** START OF Source **
Once you get to the point where you would decide to foil or not it should have plenty of exposure to smoke already.  I have finished up foiled items in my oven when I didn't feel like messing with the smoker anymore and gotten pretty much the same results.


----------



## oldschoolbbq (May 20, 2012)

I don't foil and get great results on all my cooks ; I just stay _patient_ and watch my temps. , that's what a Smoke _is_ to me... just sayin'...








Have fun and...


----------



## jp61 (May 21, 2012)

dog1234 said:


> Let me ask you guys this..... If we are foiling butts and the likes, are we getting much somking after its foiled?
> 
> If not would I get simular restuts if I put the butt in an oven to finish it off?


Wouldn't bet my life on it, but I would think that once you double foil (depending on how well it's done) you wouldn't get any meaningful smoke, if any at all.  I use a MES40 that keeps a steady temperature, allowing me not to worry about making any adjustments to maintain the temp. So, after I foil the meat goes right back into the smoker, which would be the same as putting it in the oven at the same temp.


----------



## rbranstner (May 21, 2012)

dog1234 said:


> Let me ask you guys this..... If we are foiling butts and the likes, are we getting much somking after its foiled?
> 
> If not would I get simular restuts if I put the butt in an oven to finish it off?


Correct once you put the meat in the foil you aren't going to get any more smoke flavor as it is inside the foil and the smoke can't get to it. At that point you could put it in the  oven if you want as all you are doing is applying heat to it to finish up the cook and make it nice and tender.


----------



## jrod62 (May 21, 2012)

I been finishing the butts in the oven (over night) without foiling .
i always smoke my butts in a pan so all i have to do is move it to the oven.
Set my Mavrick to go off when the IT hits 205 . Get up turn oven off.
I do foil it for the " rest time". 
Best part about finishing in the oven is it makes the house smell so good :drool


----------



## rbranstner (May 21, 2012)

jrod62 said:


> I been finishing the butts in the oven (over night) without foiling .
> i always smoke my butts in a pan so all i have to do is move it to the oven.
> Set my Mavrick to go off when the IT hits 205 . Get up turn oven off.
> I do foil it for the " rest time".
** END OF Source **
# Task requirements
1. List each distinct username that appears as the header of a post in the foiling thread, naming each only once.
2. Using the foiling thread, decide whether each statement is true: (a) jp61 uses a smoker that holds a steady temperature; (b) rbranstner says foiled meat still picks up smoke flavor; (c) jrod62 sets an alarm for when the internal temperature reaches 205. Answer yes or no for each and quote the words that decide it.
3. Return, word for word, the part of the foiling thread that opens with the words containing "## oldschoolbbq (May" and closes with "Have fun and...".
The rows that follow have no connection to the foiling thread.
** START OF Data section **
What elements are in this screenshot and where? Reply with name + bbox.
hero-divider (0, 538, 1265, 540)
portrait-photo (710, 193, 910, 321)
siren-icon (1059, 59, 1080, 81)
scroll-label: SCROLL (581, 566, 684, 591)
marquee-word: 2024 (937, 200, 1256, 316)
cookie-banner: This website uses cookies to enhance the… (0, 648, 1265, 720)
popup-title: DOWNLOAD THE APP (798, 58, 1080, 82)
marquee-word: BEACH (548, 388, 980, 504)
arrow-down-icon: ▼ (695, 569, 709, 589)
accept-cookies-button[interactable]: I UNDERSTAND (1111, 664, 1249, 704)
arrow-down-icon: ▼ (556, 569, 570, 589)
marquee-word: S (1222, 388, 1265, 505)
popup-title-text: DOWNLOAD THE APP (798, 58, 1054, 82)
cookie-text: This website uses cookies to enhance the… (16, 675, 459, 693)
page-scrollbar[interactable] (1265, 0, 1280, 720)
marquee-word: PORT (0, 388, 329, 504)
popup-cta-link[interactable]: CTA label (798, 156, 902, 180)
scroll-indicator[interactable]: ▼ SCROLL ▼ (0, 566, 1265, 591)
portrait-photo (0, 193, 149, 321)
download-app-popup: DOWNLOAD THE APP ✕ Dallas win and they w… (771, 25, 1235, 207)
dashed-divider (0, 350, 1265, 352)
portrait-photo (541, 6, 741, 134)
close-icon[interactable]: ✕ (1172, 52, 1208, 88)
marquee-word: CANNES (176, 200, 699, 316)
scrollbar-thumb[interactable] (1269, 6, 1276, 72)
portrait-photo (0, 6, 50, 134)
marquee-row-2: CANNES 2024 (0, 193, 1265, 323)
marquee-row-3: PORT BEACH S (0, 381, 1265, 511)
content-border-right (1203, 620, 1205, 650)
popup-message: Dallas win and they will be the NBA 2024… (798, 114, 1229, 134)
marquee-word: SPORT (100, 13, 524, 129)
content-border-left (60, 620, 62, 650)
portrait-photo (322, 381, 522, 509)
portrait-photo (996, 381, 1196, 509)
** END OF Data section **
# Results of the exercise
1. oldschoolbbq, jp61, rbranstner, jrod62

2.
(a) Yes: "I use a MES40 that keeps a steady temperature"
(b) No: "once you put the meat in the foil you aren't going to get any more smoke flavor"
(c) Yes: "Set my Mavrick to go off when the IT hits 205"

3.
## oldschoolbbq (May 20, 2012)

I don't foil and get great results on all my cooks ; I just stay _patient_ and watch my temps. , that's what a Smoke _is_ to me... just sayin'...








Have fun and...